Print the entries verbatim, leaving out the images they contain.

[START OF Supplied material]

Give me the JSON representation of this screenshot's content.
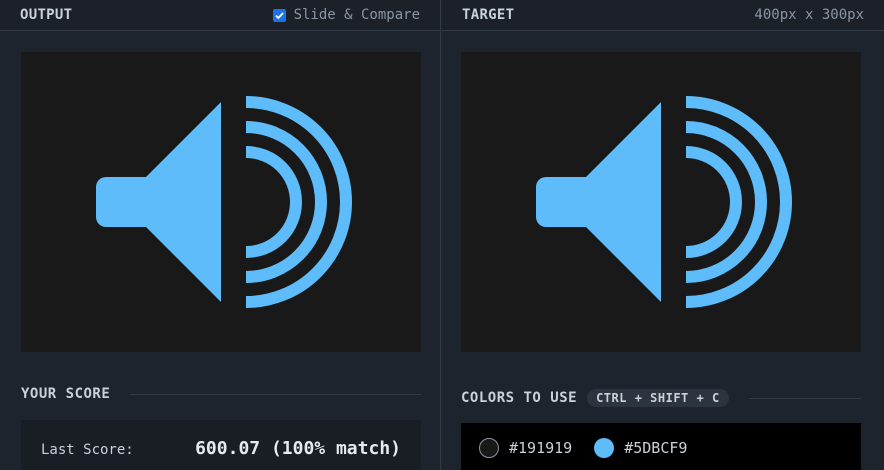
{
  "output_panel": {
    "title": "OUTPUT",
    "slide_compare_label": "Slide & Compare",
    "slide_compare_checked": true
  },
  "target_panel": {
    "title": "TARGET",
    "dimensions": "400px x 300px"
  },
  "score": {
    "heading": "YOUR SCORE",
    "last_score_label": "Last Score:",
    "last_score_value": "600.07 (100% match)"
  },
  "colors": {
    "heading": "COLORS TO USE",
    "shortcut": "CTRL + SHIFT + C",
    "swatches": [
      {
        "hex": "#191919",
        "label": "#191919"
      },
      {
        "hex": "#5DBCF9",
        "label": "#5DBCF9"
      }
    ]
  },
  "theme": {
    "canvas_bg": "#191919",
    "speaker_color": "#5DBCF9",
    "checkbox_accent": "#1a73e8"
  },
  "icons": {
    "canvas_image": "speaker-volume-icon"
  }
}
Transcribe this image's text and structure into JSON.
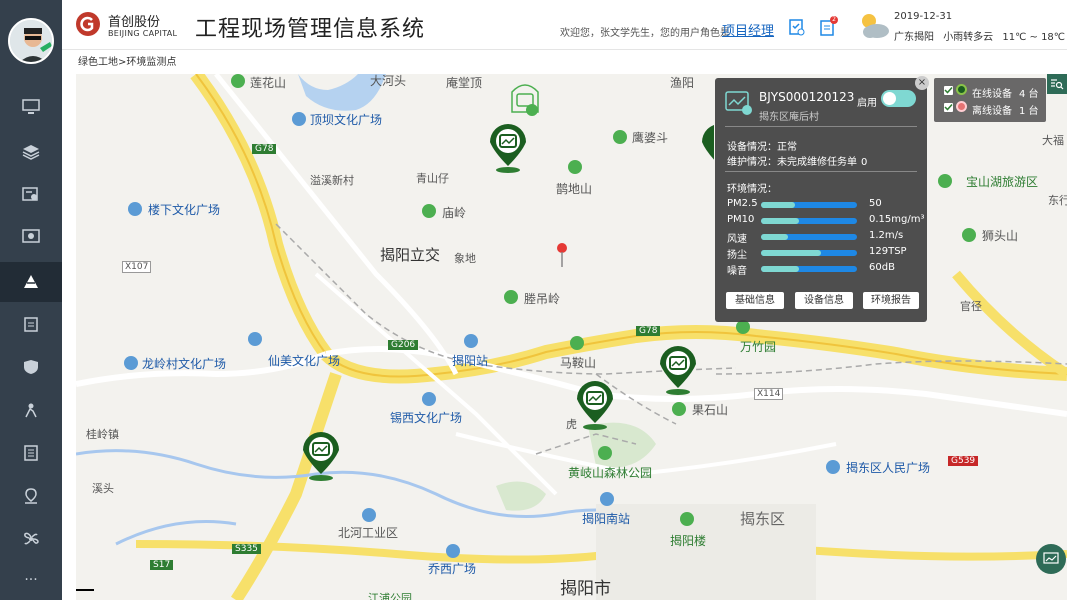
{
  "header": {
    "brand_cn": "首创股份",
    "brand_en": "BEIJING CAPITAL",
    "title": "工程现场管理信息系统",
    "welcome": "欢迎您，张文学先生，您的用户角色是",
    "role": "项目经理",
    "notice_count": "2",
    "date": "2019-12-31",
    "location": "广东揭阳",
    "weather": "小雨转多云",
    "temp": "11℃ ~ 18℃"
  },
  "breadcrumb": "绿色工地>环境监测点",
  "sidebar": {
    "items": [
      "monitor-icon",
      "layers-icon",
      "id-card-icon",
      "screen-icon",
      "crane-icon",
      "clipboard-icon",
      "shield-icon",
      "worker-icon",
      "document-icon",
      "location-icon",
      "fan-icon",
      "more-icon"
    ],
    "active_index": 4
  },
  "popup": {
    "device_id": "BJYS000120123",
    "address": "揭东区庵后村",
    "enable_label": "启用",
    "status_label": "设备情况：",
    "status_value": "正常",
    "maint_label": "维护情况：",
    "maint_value": "未完成维修任务单",
    "maint_count": "0",
    "env_label": "环境情况：",
    "metrics": [
      {
        "name": "PM2.5",
        "value": "50",
        "level": 0.35
      },
      {
        "name": "PM10",
        "value": "0.15mg/m³",
        "level": 0.4
      },
      {
        "name": "风速",
        "value": "1.2m/s",
        "level": 0.28
      },
      {
        "name": "扬尘",
        "value": "129TSP",
        "level": 0.62
      },
      {
        "name": "噪音",
        "value": "60dB",
        "level": 0.4
      }
    ],
    "buttons": [
      "基础信息",
      "设备信息",
      "环境报告"
    ]
  },
  "legend": {
    "online_label": "在线设备",
    "online_count": "4 台",
    "offline_label": "离线设备",
    "offline_count": "1 台"
  },
  "map": {
    "labels": {
      "lianhuashan": "莲花山",
      "dinghuan": "顶坝文化广场",
      "anshaicun": "溢溪新村",
      "qingshanzi": "青山仔",
      "louxia": "楼下文化广场",
      "miaoling": "庙岭",
      "jieyanglijiao": "揭阳立交",
      "xiangdi": "象地",
      "x107": "X107",
      "g78a": "G78",
      "g78b": "G78",
      "g206": "G206",
      "x114": "X114",
      "s335": "S335",
      "s17": "S17",
      "g539": "G539",
      "tengdiaoling": "塍吊岭",
      "longlingcun": "龙岭村文化广场",
      "xianmei": "仙美文化广场",
      "jieyangzhan": "揭阳站",
      "maanshan": "马鞍山",
      "wanzhuyuan": "万竹园",
      "xixi": "锡西文化广场",
      "guolinzhen": "桂岭镇",
      "huang": "黄岐山森林公园",
      "guoshishan": "果石山",
      "hu": "虎",
      "jieyangnan": "揭阳南站",
      "beihe": "北河工业区",
      "qiaoxi": "乔西广场",
      "jieyangshi": "揭阳市",
      "jiedongqu": "揭东区",
      "jiedongrenmin": "揭东区人民广场",
      "jieyanglou": "揭阳楼",
      "xitou": "溪头",
      "yingdi": "鹰婆斗",
      "quedishan": "鹊地山",
      "baoshanhu": "宝山湖旅游区",
      "shitoushan": "狮头山",
      "guanliao": "官径",
      "dafu": "大福",
      "dongxing": "东行",
      "yuyang": "渔阳",
      "andingtang": "庵堂顶",
      "dahe": "大河头",
      "jiangpu": "江浦公园"
    }
  }
}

[END OF Supplied material]

- Answer for the task:
Give me the JSON representation of this screenshot's content.
{
  "output_panel": {
    "title": "OUTPUT",
    "slide_compare_label": "Slide & Compare",
    "slide_compare_checked": true
  },
  "target_panel": {
    "title": "TARGET",
    "dimensions": "400px x 300px"
  },
  "score": {
    "heading": "YOUR SCORE",
    "last_score_label": "Last Score:",
    "last_score_value": "600.07 (100% match)"
  },
  "colors": {
    "heading": "COLORS TO USE",
    "shortcut": "CTRL + SHIFT + C",
    "swatches": [
      {
        "hex": "#191919",
        "label": "#191919"
      },
      {
        "hex": "#5DBCF9",
        "label": "#5DBCF9"
      }
    ]
  },
  "theme": {
    "canvas_bg": "#191919",
    "speaker_color": "#5DBCF9",
    "checkbox_accent": "#1a73e8"
  },
  "icons": {
    "canvas_image": "speaker-volume-icon"
  }
}
Transcribe this image's text and structure into JSON.
{
  "header": {
    "brand_cn": "首创股份",
    "brand_en": "BEIJING CAPITAL",
    "title": "工程现场管理信息系统",
    "welcome": "欢迎您，张文学先生，您的用户角色是",
    "role": "项目经理",
    "notice_count": "2",
    "date": "2019-12-31",
    "location": "广东揭阳",
    "weather": "小雨转多云",
    "temp": "11℃ ~ 18℃"
  },
  "breadcrumb": "绿色工地>环境监测点",
  "sidebar": {
    "items": [
      "monitor-icon",
      "layers-icon",
      "id-card-icon",
      "screen-icon",
      "crane-icon",
      "clipboard-icon",
      "shield-icon",
      "worker-icon",
      "document-icon",
      "location-icon",
      "fan-icon",
      "more-icon"
    ],
    "active_index": 4
  },
  "popup": {
    "device_id": "BJYS000120123",
    "address": "揭东区庵后村",
    "enable_label": "启用",
    "status_label": "设备情况：",
    "status_value": "正常",
    "maint_label": "维护情况：",
    "maint_value": "未完成维修任务单",
    "maint_count": "0",
    "env_label": "环境情况：",
    "metrics": [
      {
        "name": "PM2.5",
        "value": "50",
        "level": 0.35
      },
      {
        "name": "PM10",
        "value": "0.15mg/m³",
        "level": 0.4
      },
      {
        "name": "风速",
        "value": "1.2m/s",
        "level": 0.28
      },
      {
        "name": "扬尘",
        "value": "129TSP",
        "level": 0.62
      },
      {
        "name": "噪音",
        "value": "60dB",
        "level": 0.4
      }
    ],
    "buttons": [
      "基础信息",
      "设备信息",
      "环境报告"
    ]
  },
  "legend": {
    "online_label": "在线设备",
    "online_count": "4 台",
    "offline_label": "离线设备",
    "offline_count": "1 台"
  },
  "map": {
    "labels": {
      "lianhuashan": "莲花山",
      "dinghuan": "顶坝文化广场",
      "anshaicun": "溢溪新村",
      "qingshanzi": "青山仔",
      "louxia": "楼下文化广场",
      "miaoling": "庙岭",
      "jieyanglijiao": "揭阳立交",
      "xiangdi": "象地",
      "x107": "X107",
      "g78a": "G78",
      "g78b": "G78",
      "g206": "G206",
      "x114": "X114",
      "s335": "S335",
      "s17": "S17",
      "g539": "G539",
      "tengdiaoling": "塍吊岭",
      "longlingcun": "龙岭村文化广场",
      "xianmei": "仙美文化广场",
      "jieyangzhan": "揭阳站",
      "maanshan": "马鞍山",
      "wanzhuyuan": "万竹园",
      "xixi": "锡西文化广场",
      "guolinzhen": "桂岭镇",
      "huang": "黄岐山森林公园",
      "guoshishan": "果石山",
      "hu": "虎",
      "jieyangnan": "揭阳南站",
      "beihe": "北河工业区",
      "qiaoxi": "乔西广场",
      "jieyangshi": "揭阳市",
      "jiedongqu": "揭东区",
      "jiedongrenmin": "揭东区人民广场",
      "jieyanglou": "揭阳楼",
      "xitou": "溪头",
      "yingdi": "鹰婆斗",
      "quedishan": "鹊地山",
      "baoshanhu": "宝山湖旅游区",
      "shitoushan": "狮头山",
      "guanliao": "官径",
      "dafu": "大福",
      "dongxing": "东行",
      "yuyang": "渔阳",
      "andingtang": "庵堂顶",
      "dahe": "大河头",
      "jiangpu": "江浦公园"
    }
  }
}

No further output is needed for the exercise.